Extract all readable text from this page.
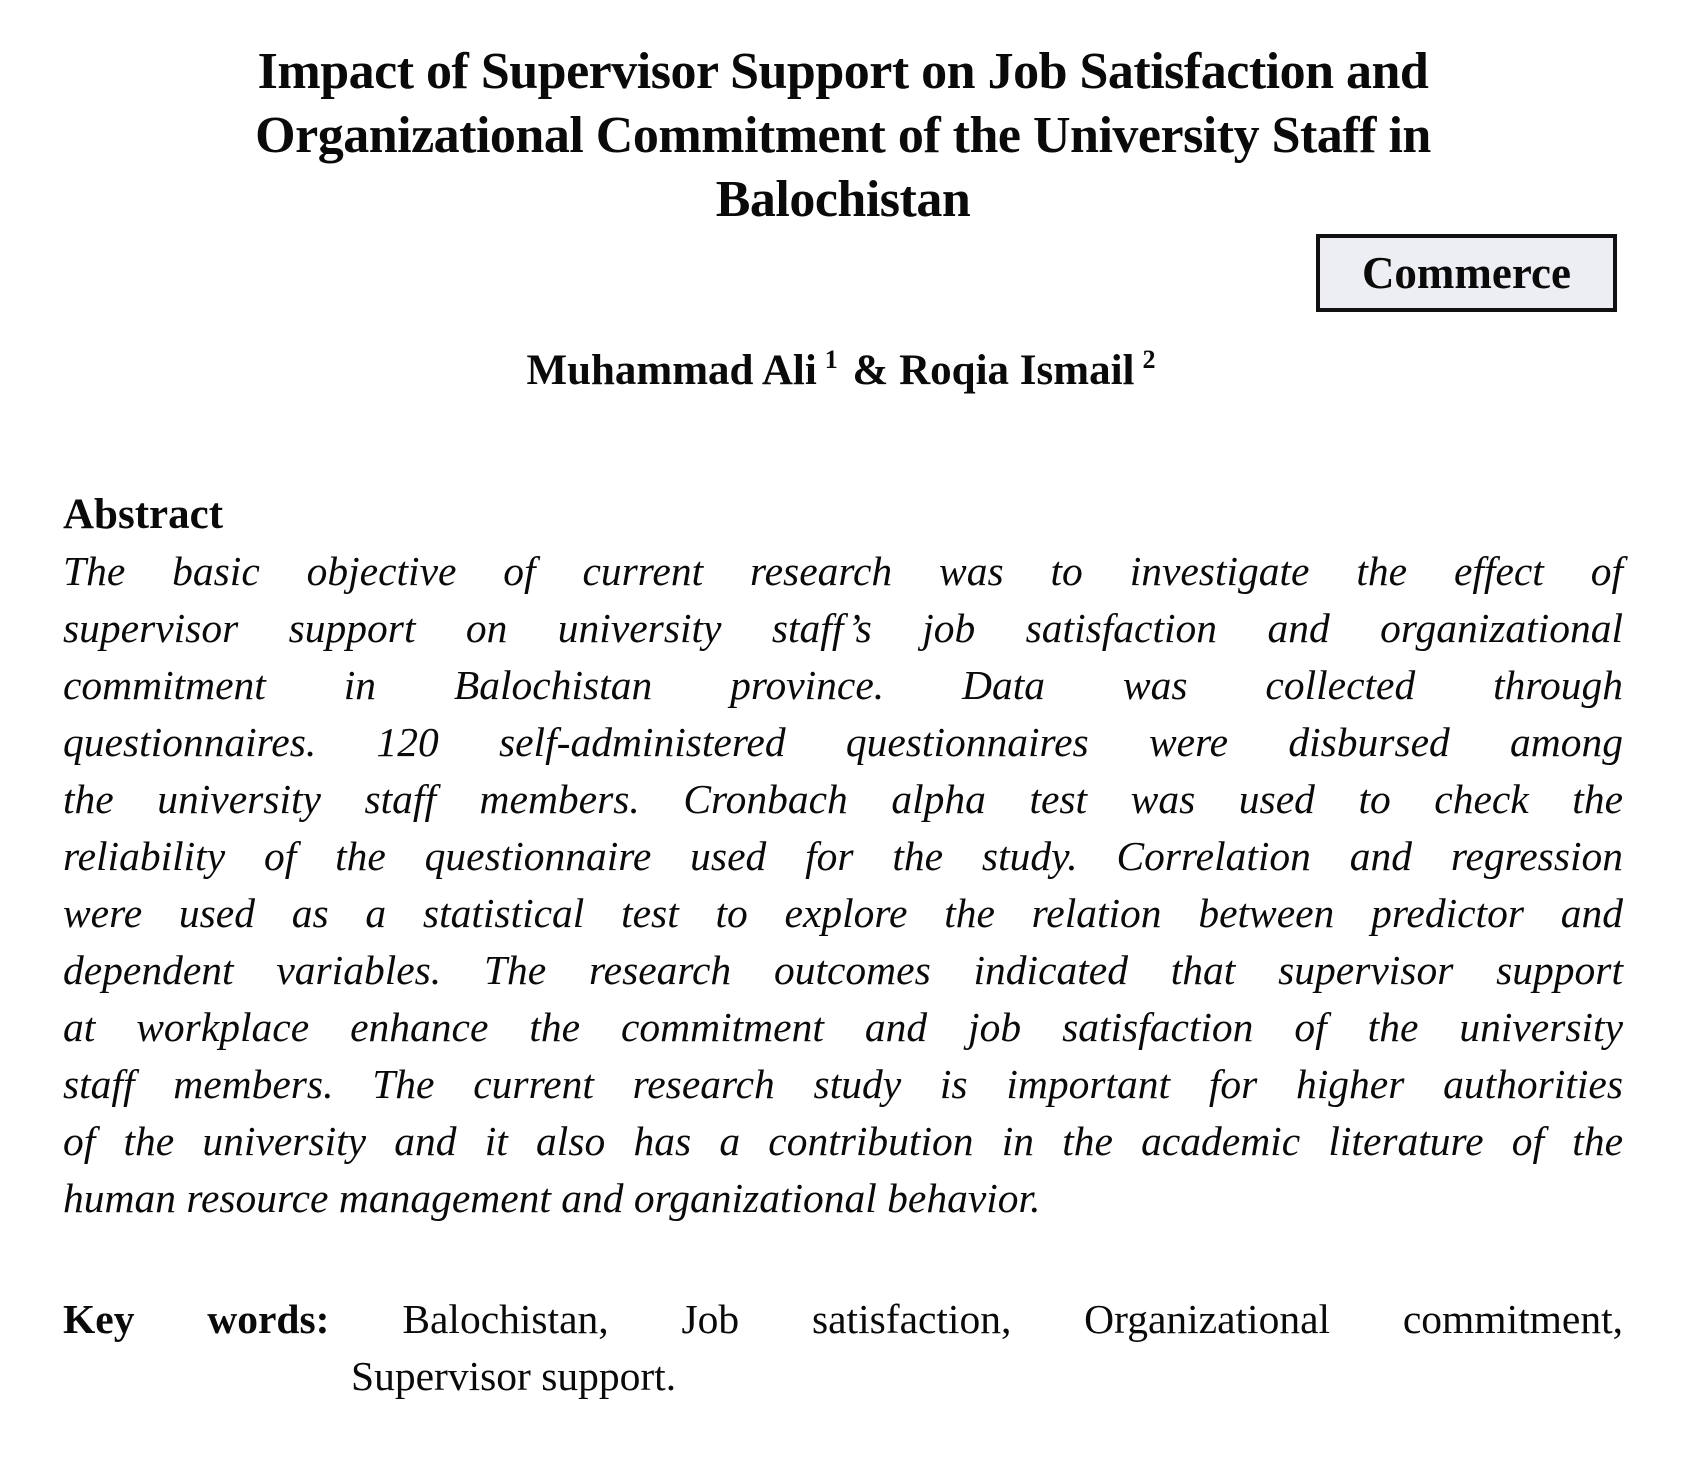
Impact of Supervisor Support on Job Satisfaction and
Organizational Commitment of the University Staff in
Balochistan
Commerce
Muhammad Ali $^1$ & Roqia Ismail $^2$
Abstract
The basic objective of current research was to investigate the effect of
supervisor support on university staff’s job satisfaction and organizational
commitment in Balochistan province. Data was collected through
questionnaires. 120 self-administered questionnaires were disbursed among
the university staff members. Cronbach alpha test was used to check the
reliability of the questionnaire used for the study. Correlation and regression
were used as a statistical test to explore the relation between predictor and
dependent variables. The research outcomes indicated that supervisor support
at workplace enhance the commitment and job satisfaction of the university
staff members. The current research study is important for higher authorities
of the university and it also has a contribution in the academic literature of the
human resource management and organizational behavior.
Key words: Balochistan, Job satisfaction, Organizational commitment,
Supervisor support.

──────

DO THIS ->
Your task is to copy the entries in full and exactly, without any images.

EXERCISE OUTPUT ->
Extract all readable text from this page.
Impact of Supervisor Support on Job Satisfaction and
Organizational Commitment of the University Staff in
Balochistan
Commerce
Muhammad Ali $^1$ & Roqia Ismail $^2$
Abstract
The basic objective of current research was to investigate the effect of
supervisor support on university staff’s job satisfaction and organizational
commitment in Balochistan province. Data was collected through
questionnaires. 120 self-administered questionnaires were disbursed among
the university staff members. Cronbach alpha test was used to check the
reliability of the questionnaire used for the study. Correlation and regression
were used as a statistical test to explore the relation between predictor and
dependent variables. The research outcomes indicated that supervisor support
at workplace enhance the commitment and job satisfaction of the university
staff members. The current research study is important for higher authorities
of the university and it also has a contribution in the academic literature of the
human resource management and organizational behavior.
Key words: Balochistan, Job satisfaction, Organizational commitment,
Supervisor support.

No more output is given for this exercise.